>>

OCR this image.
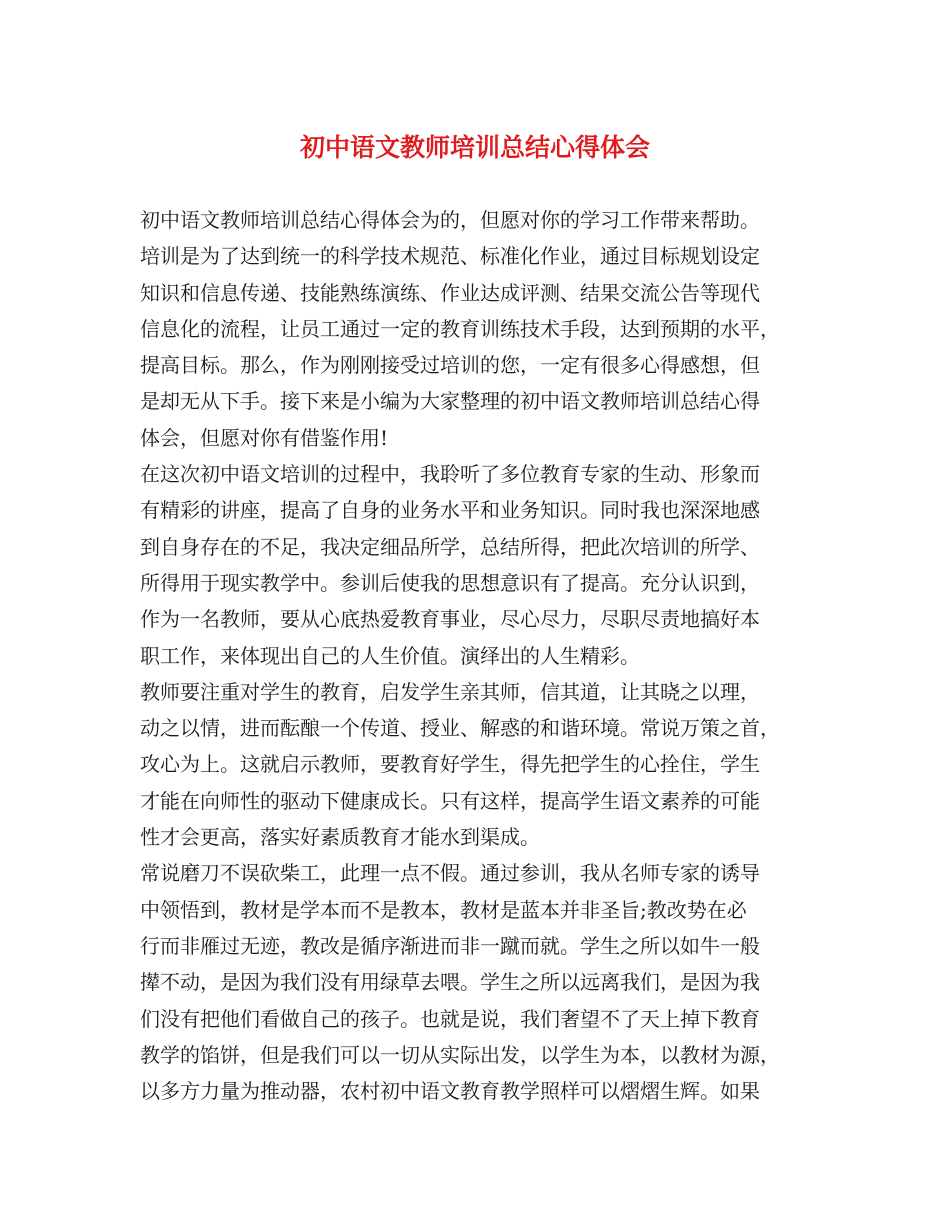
初中语文教师培训总结心得体会
初中语文教师培训总结心得体会为的，但愿对你的学习工作带来帮助。
培训是为了达到统一的科学技术规范、标准化作业，通过目标规划设定
知识和信息传递、技能熟练演练、作业达成评测、结果交流公告等现代
信息化的流程，让员工通过一定的教育训练技术手段，达到预期的水平，
提高目标。那么，作为刚刚接受过培训的您，一定有很多心得感想，但
是却无从下手。接下来是小编为大家整理的初中语文教师培训总结心得
体会，但愿对你有借鉴作用!
在这次初中语文培训的过程中，我聆听了多位教育专家的生动、形象而
有精彩的讲座，提高了自身的业务水平和业务知识。同时我也深深地感
到自身存在的不足，我决定细品所学，总结所得，把此次培训的所学、
所得用于现实教学中。参训后使我的思想意识有了提高。充分认识到，
作为一名教师，要从心底热爱教育事业，尽心尽力，尽职尽责地搞好本
职工作，来体现出自己的人生价值。演绎出的人生精彩。
教师要注重对学生的教育，启发学生亲其师，信其道，让其晓之以理，
动之以情，进而酝酿一个传道、授业、解惑的和谐环境。常说万策之首，
攻心为上。这就启示教师，要教育好学生，得先把学生的心拴住，学生
才能在向师性的驱动下健康成长。只有这样，提高学生语文素养的可能
性才会更高，落实好素质教育才能水到渠成。
常说磨刀不误砍柴工，此理一点不假。通过参训，我从名师专家的诱导
中领悟到，教材是学本而不是教本，教材是蓝本并非圣旨;教改势在必
行而非雁过无迹，教改是循序渐进而非一蹴而就。学生之所以如牛一般
撵不动，是因为我们没有用绿草去喂。学生之所以远离我们，是因为我
们没有把他们看做自己的孩子。也就是说，我们奢望不了天上掉下教育
教学的馅饼，但是我们可以一切从实际出发，以学生为本，以教材为源，
以多方力量为推动器，农村初中语文教育教学照样可以熠熠生辉。如果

<<

**THE PROBLEM:** Give back every line exactly as it stands, pictures excluded.

**EXERCISE RESULT:**
OCR this image.
初中语文教师培训总结心得体会
初中语文教师培训总结心得体会为的，但愿对你的学习工作带来帮助。
培训是为了达到统一的科学技术规范、标准化作业，通过目标规划设定
知识和信息传递、技能熟练演练、作业达成评测、结果交流公告等现代
信息化的流程，让员工通过一定的教育训练技术手段，达到预期的水平，
提高目标。那么，作为刚刚接受过培训的您，一定有很多心得感想，但
是却无从下手。接下来是小编为大家整理的初中语文教师培训总结心得
体会，但愿对你有借鉴作用!
在这次初中语文培训的过程中，我聆听了多位教育专家的生动、形象而
有精彩的讲座，提高了自身的业务水平和业务知识。同时我也深深地感
到自身存在的不足，我决定细品所学，总结所得，把此次培训的所学、
所得用于现实教学中。参训后使我的思想意识有了提高。充分认识到，
作为一名教师，要从心底热爱教育事业，尽心尽力，尽职尽责地搞好本
职工作，来体现出自己的人生价值。演绎出的人生精彩。
教师要注重对学生的教育，启发学生亲其师，信其道，让其晓之以理，
动之以情，进而酝酿一个传道、授业、解惑的和谐环境。常说万策之首，
攻心为上。这就启示教师，要教育好学生，得先把学生的心拴住，学生
才能在向师性的驱动下健康成长。只有这样，提高学生语文素养的可能
性才会更高，落实好素质教育才能水到渠成。
常说磨刀不误砍柴工，此理一点不假。通过参训，我从名师专家的诱导
中领悟到，教材是学本而不是教本，教材是蓝本并非圣旨;教改势在必
行而非雁过无迹，教改是循序渐进而非一蹴而就。学生之所以如牛一般
撵不动，是因为我们没有用绿草去喂。学生之所以远离我们，是因为我
们没有把他们看做自己的孩子。也就是说，我们奢望不了天上掉下教育
教学的馅饼，但是我们可以一切从实际出发，以学生为本，以教材为源，
以多方力量为推动器，农村初中语文教育教学照样可以熠熠生辉。如果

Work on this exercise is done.